(Element and region data)
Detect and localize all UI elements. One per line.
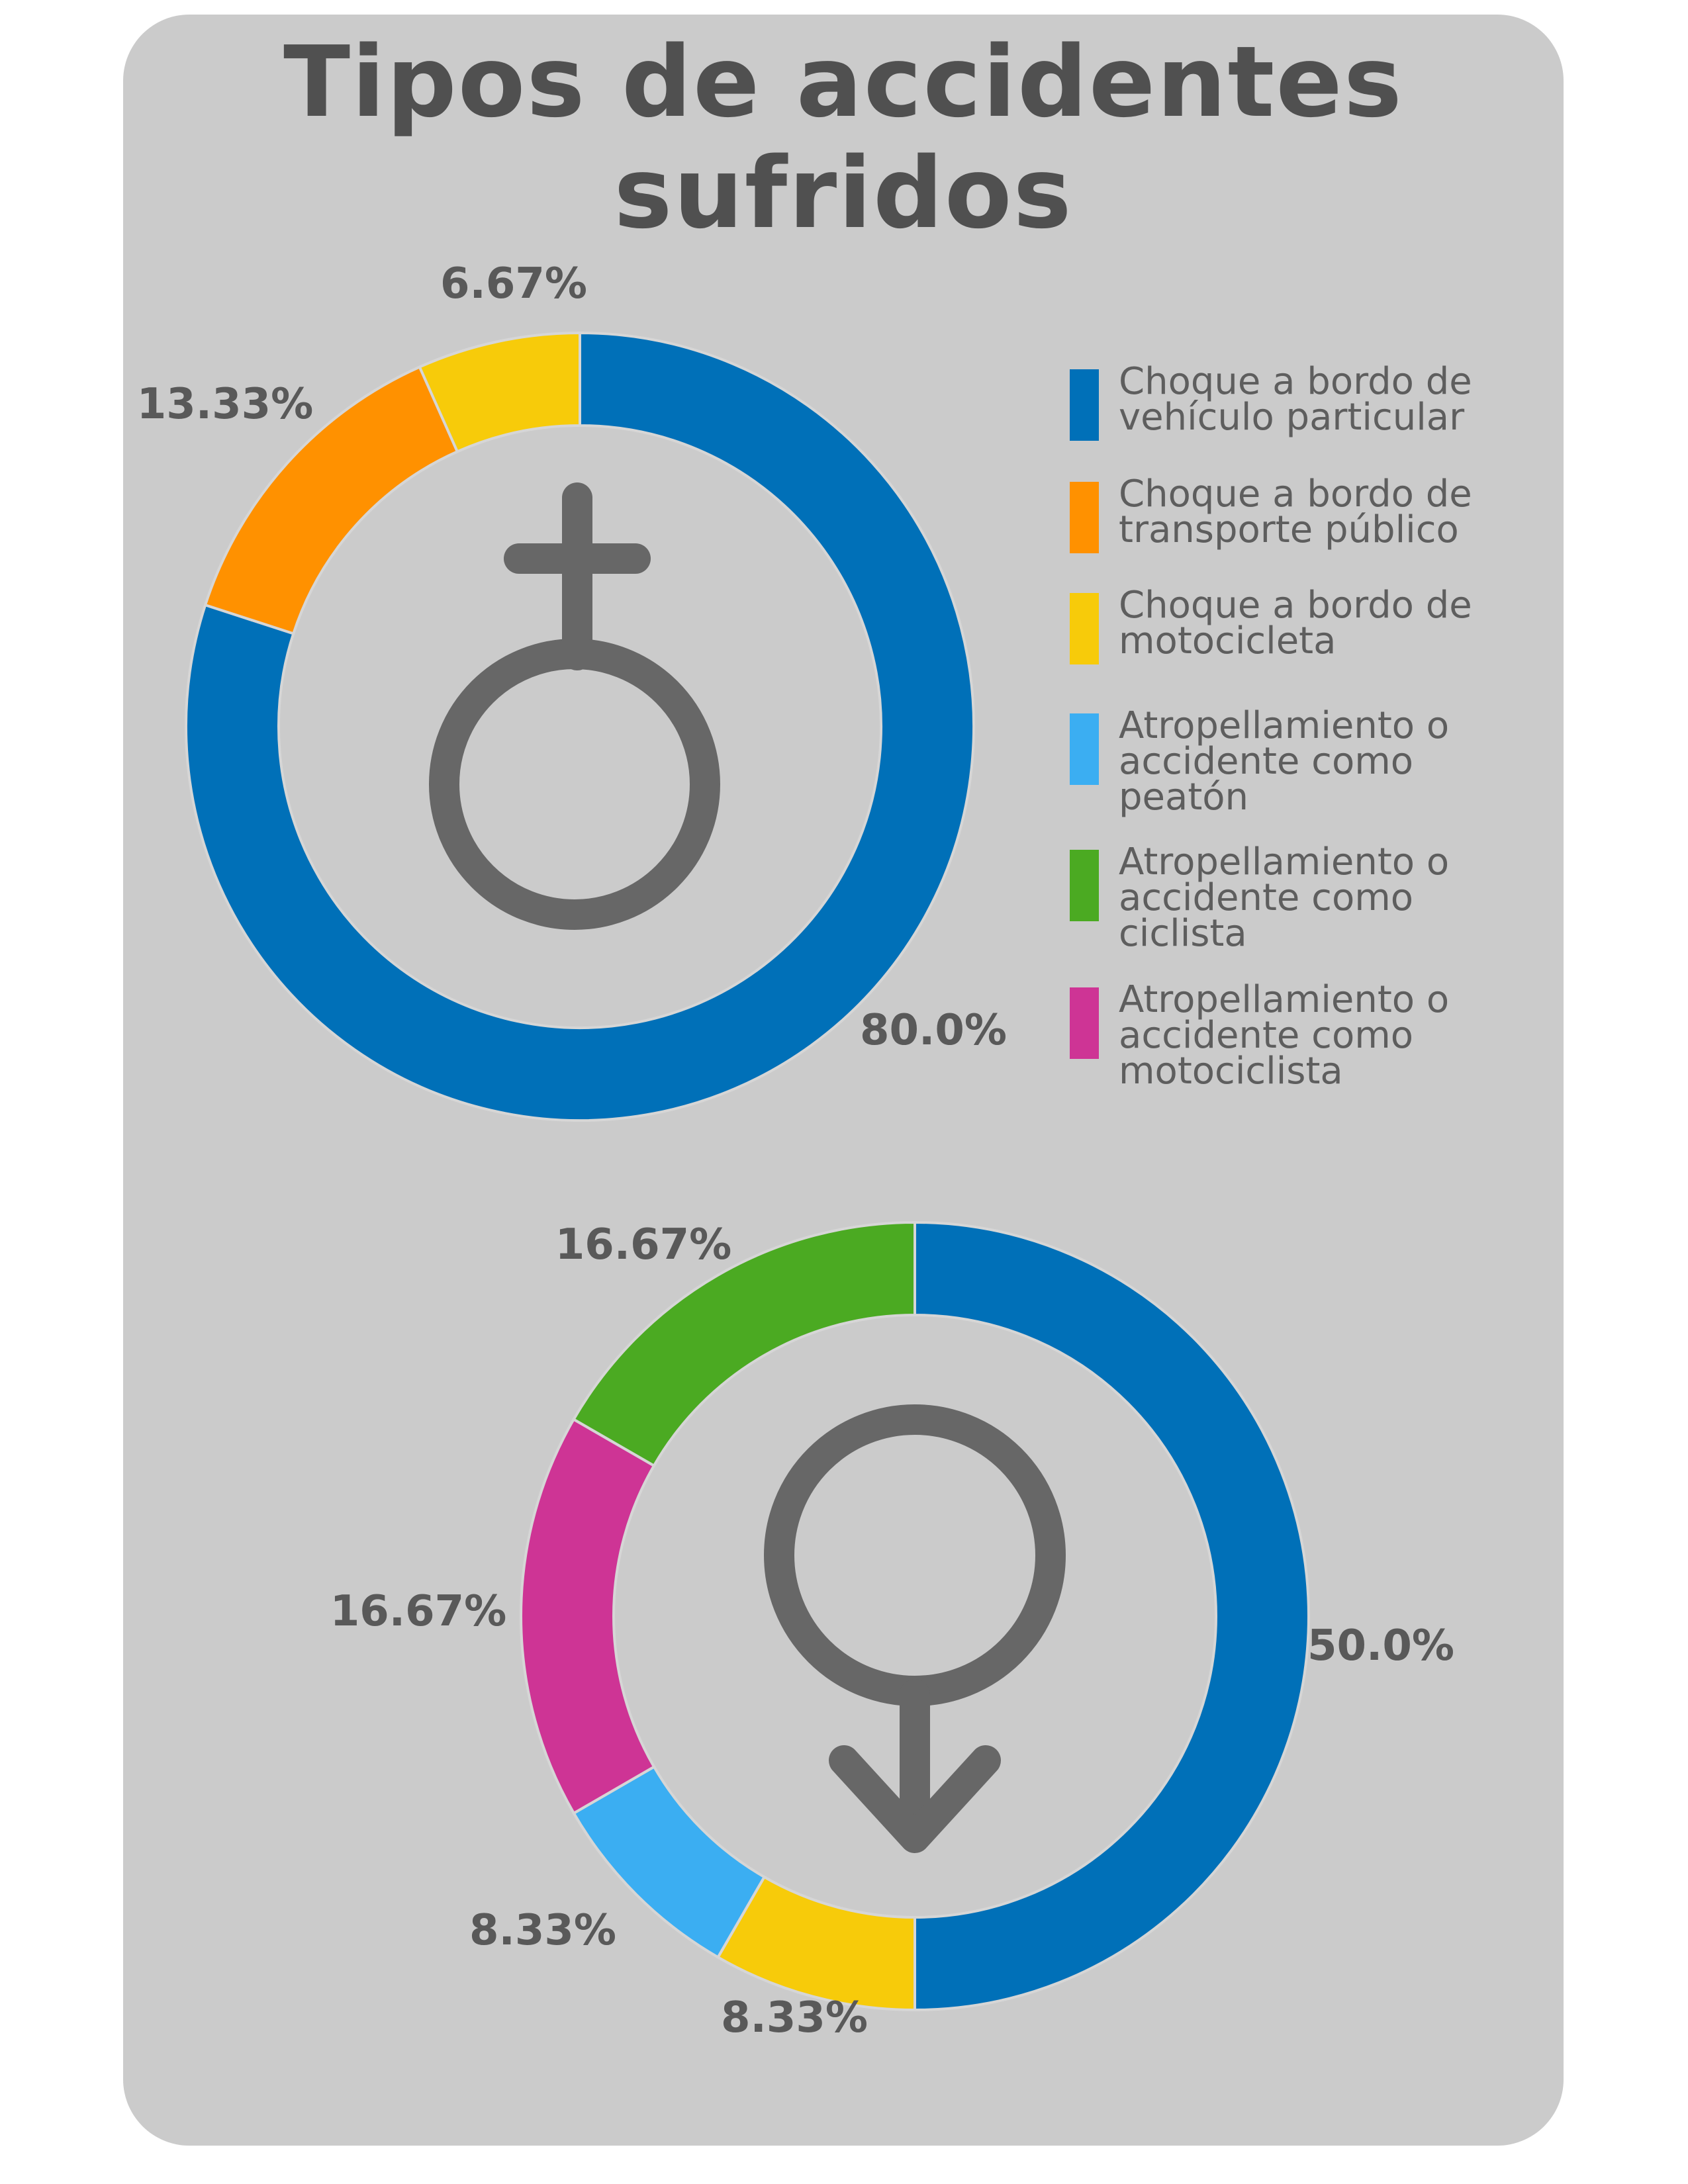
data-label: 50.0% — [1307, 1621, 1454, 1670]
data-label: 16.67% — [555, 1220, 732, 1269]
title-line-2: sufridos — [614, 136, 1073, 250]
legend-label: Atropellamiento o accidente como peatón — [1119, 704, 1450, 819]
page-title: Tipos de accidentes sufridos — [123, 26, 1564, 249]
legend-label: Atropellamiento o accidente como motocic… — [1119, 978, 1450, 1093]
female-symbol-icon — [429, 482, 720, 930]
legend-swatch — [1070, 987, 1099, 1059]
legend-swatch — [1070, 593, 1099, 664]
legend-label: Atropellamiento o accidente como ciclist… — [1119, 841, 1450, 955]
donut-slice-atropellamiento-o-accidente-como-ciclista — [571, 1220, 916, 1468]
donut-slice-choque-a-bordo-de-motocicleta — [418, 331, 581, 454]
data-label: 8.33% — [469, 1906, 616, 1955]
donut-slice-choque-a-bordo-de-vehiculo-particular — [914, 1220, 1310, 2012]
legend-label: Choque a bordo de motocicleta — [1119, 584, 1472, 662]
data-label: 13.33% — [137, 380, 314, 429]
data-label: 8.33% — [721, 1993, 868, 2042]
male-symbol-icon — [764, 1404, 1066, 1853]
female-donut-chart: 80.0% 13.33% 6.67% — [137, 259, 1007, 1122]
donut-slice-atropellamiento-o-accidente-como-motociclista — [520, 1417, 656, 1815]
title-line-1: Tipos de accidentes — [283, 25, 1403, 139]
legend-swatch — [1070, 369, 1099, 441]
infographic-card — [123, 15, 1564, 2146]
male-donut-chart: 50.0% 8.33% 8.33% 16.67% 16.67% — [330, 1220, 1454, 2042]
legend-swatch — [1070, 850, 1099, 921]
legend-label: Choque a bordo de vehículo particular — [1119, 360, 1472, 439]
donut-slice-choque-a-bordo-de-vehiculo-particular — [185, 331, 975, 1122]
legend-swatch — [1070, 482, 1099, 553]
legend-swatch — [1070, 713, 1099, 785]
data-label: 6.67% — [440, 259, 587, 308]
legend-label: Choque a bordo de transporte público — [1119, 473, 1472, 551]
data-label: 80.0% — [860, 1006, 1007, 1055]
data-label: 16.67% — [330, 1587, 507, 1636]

--

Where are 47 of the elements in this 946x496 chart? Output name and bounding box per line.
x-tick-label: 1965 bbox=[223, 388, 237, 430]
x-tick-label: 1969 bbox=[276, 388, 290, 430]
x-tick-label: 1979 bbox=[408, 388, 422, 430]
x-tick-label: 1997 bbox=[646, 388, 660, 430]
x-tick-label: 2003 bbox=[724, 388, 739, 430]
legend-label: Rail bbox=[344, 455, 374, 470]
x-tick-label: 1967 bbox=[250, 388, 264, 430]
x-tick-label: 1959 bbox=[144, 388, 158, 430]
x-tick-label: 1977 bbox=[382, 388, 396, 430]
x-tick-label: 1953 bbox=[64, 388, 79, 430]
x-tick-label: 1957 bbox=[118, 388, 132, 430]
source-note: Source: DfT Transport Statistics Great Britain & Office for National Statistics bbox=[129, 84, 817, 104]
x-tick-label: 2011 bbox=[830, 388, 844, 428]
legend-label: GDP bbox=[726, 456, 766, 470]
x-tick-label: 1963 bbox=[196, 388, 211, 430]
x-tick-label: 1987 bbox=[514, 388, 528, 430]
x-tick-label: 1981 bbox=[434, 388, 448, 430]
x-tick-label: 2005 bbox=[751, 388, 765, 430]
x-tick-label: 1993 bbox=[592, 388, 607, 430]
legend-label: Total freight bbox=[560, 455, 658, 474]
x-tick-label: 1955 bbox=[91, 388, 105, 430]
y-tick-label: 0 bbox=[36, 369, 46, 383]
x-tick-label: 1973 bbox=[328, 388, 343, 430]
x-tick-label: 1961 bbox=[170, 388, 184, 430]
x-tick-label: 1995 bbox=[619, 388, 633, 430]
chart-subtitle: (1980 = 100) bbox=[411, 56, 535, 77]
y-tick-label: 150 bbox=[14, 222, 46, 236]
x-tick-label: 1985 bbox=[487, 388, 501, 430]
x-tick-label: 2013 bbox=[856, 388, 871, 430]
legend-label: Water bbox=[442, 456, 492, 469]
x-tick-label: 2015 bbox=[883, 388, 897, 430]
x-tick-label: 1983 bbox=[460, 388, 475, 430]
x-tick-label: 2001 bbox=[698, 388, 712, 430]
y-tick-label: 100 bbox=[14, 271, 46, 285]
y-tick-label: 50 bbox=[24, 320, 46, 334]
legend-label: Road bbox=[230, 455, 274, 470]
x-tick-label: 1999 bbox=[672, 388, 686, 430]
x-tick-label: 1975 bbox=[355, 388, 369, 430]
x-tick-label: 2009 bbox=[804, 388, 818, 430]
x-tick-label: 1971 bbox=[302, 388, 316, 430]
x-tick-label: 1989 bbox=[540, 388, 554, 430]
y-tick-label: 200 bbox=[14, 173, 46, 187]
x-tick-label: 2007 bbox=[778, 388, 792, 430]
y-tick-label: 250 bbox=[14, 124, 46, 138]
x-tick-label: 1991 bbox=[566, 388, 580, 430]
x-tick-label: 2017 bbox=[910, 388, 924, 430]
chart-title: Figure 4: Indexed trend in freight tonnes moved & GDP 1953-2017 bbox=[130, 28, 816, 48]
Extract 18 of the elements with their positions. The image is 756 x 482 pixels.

▶ WHAT NEEDS TO BE DONE
Pull out every line above that contains the word "freight". Upper and lower case must match.

▶ TASK RESULT
legend-label: Total freight bbox=[560, 455, 658, 474]
chart-title: Figure 4: Indexed trend in freight tonnes moved & GDP 1953-2017 bbox=[130, 28, 816, 48]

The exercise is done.